BEGIN Extracted data

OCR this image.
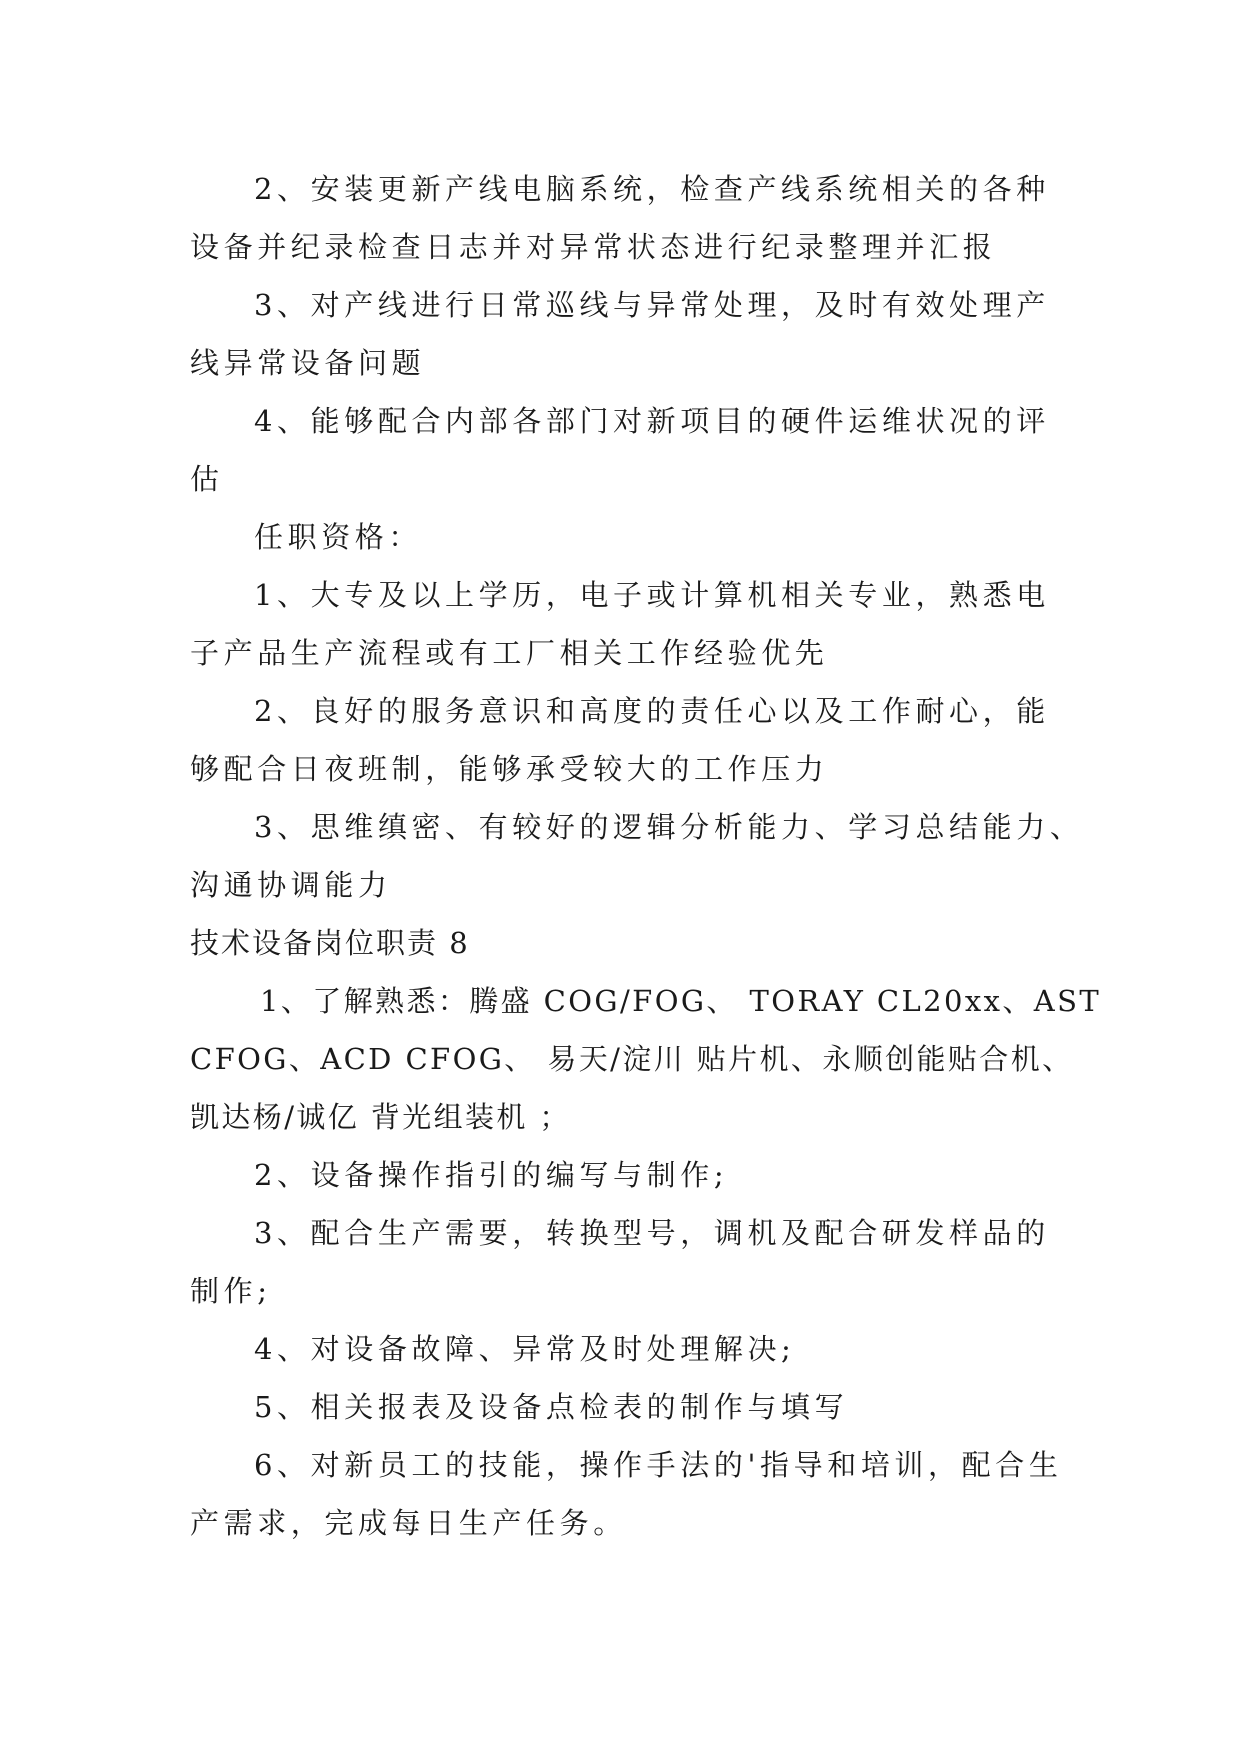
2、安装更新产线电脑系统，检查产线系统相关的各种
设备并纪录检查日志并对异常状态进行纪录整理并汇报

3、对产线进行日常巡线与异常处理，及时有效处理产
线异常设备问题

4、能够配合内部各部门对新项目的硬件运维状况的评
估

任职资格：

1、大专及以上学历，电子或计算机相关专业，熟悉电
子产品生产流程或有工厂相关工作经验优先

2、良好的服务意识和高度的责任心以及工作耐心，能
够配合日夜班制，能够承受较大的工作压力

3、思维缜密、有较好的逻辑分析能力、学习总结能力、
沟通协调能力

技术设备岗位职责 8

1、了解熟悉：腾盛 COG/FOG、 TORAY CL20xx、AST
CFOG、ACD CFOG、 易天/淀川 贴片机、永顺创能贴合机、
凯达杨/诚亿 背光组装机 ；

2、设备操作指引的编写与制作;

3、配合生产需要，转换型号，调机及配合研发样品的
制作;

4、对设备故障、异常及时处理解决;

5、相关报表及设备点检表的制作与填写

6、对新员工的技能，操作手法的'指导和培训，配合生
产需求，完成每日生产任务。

END Extracted data

* [Your objective] Keep every word of the data as it is when you write it out, but drop the pictures.

* [Result]
OCR this image.
2、安装更新产线电脑系统，检查产线系统相关的各种
设备并纪录检查日志并对异常状态进行纪录整理并汇报

3、对产线进行日常巡线与异常处理，及时有效处理产
线异常设备问题

4、能够配合内部各部门对新项目的硬件运维状况的评
估

任职资格：

1、大专及以上学历，电子或计算机相关专业，熟悉电
子产品生产流程或有工厂相关工作经验优先

2、良好的服务意识和高度的责任心以及工作耐心，能
够配合日夜班制，能够承受较大的工作压力

3、思维缜密、有较好的逻辑分析能力、学习总结能力、
沟通协调能力

技术设备岗位职责 8

1、了解熟悉：腾盛 COG/FOG、 TORAY CL20xx、AST
CFOG、ACD CFOG、 易天/淀川 贴片机、永顺创能贴合机、
凯达杨/诚亿 背光组装机 ；

2、设备操作指引的编写与制作;

3、配合生产需要，转换型号，调机及配合研发样品的
制作;

4、对设备故障、异常及时处理解决;

5、相关报表及设备点检表的制作与填写

6、对新员工的技能，操作手法的'指导和培训，配合生
产需求，完成每日生产任务。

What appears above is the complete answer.